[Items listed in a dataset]
"""

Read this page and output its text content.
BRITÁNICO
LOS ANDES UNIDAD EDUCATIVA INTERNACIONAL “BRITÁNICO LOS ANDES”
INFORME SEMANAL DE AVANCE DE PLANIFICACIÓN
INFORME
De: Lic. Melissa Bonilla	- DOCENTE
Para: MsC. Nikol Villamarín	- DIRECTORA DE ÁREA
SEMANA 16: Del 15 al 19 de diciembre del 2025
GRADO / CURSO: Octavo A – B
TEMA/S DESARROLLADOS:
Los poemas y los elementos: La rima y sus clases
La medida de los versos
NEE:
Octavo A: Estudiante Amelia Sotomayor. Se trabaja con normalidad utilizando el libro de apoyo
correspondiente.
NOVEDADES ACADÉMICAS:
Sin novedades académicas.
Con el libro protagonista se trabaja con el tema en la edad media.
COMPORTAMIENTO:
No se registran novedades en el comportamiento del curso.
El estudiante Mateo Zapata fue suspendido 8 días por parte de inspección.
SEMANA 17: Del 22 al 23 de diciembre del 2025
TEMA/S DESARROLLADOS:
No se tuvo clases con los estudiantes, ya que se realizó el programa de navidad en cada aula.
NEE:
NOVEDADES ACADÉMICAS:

"""

### Task goal:
The whole listing above needs to be written out again exactly.

### Solved problem:
Read this page and output its text content.
BRITÁNICO
LOS ANDES UNIDAD EDUCATIVA INTERNACIONAL “BRITÁNICO LOS ANDES”
INFORME SEMANAL DE AVANCE DE PLANIFICACIÓN
INFORME
De: Lic. Melissa Bonilla	- DOCENTE
Para: MsC. Nikol Villamarín	- DIRECTORA DE ÁREA
SEMANA 16: Del 15 al 19 de diciembre del 2025
GRADO / CURSO: Octavo A – B
TEMA/S DESARROLLADOS:
Los poemas y los elementos: La rima y sus clases
La medida de los versos
NEE:
Octavo A: Estudiante Amelia Sotomayor. Se trabaja con normalidad utilizando el libro de apoyo
correspondiente.
NOVEDADES ACADÉMICAS:
Sin novedades académicas.
Con el libro protagonista se trabaja con el tema en la edad media.
COMPORTAMIENTO:
No se registran novedades en el comportamiento del curso.
El estudiante Mateo Zapata fue suspendido 8 días por parte de inspección.
SEMANA 17: Del 22 al 23 de diciembre del 2025
TEMA/S DESARROLLADOS:
No se tuvo clases con los estudiantes, ya que se realizó el programa de navidad en cada aula.
NEE:
NOVEDADES ACADÉMICAS:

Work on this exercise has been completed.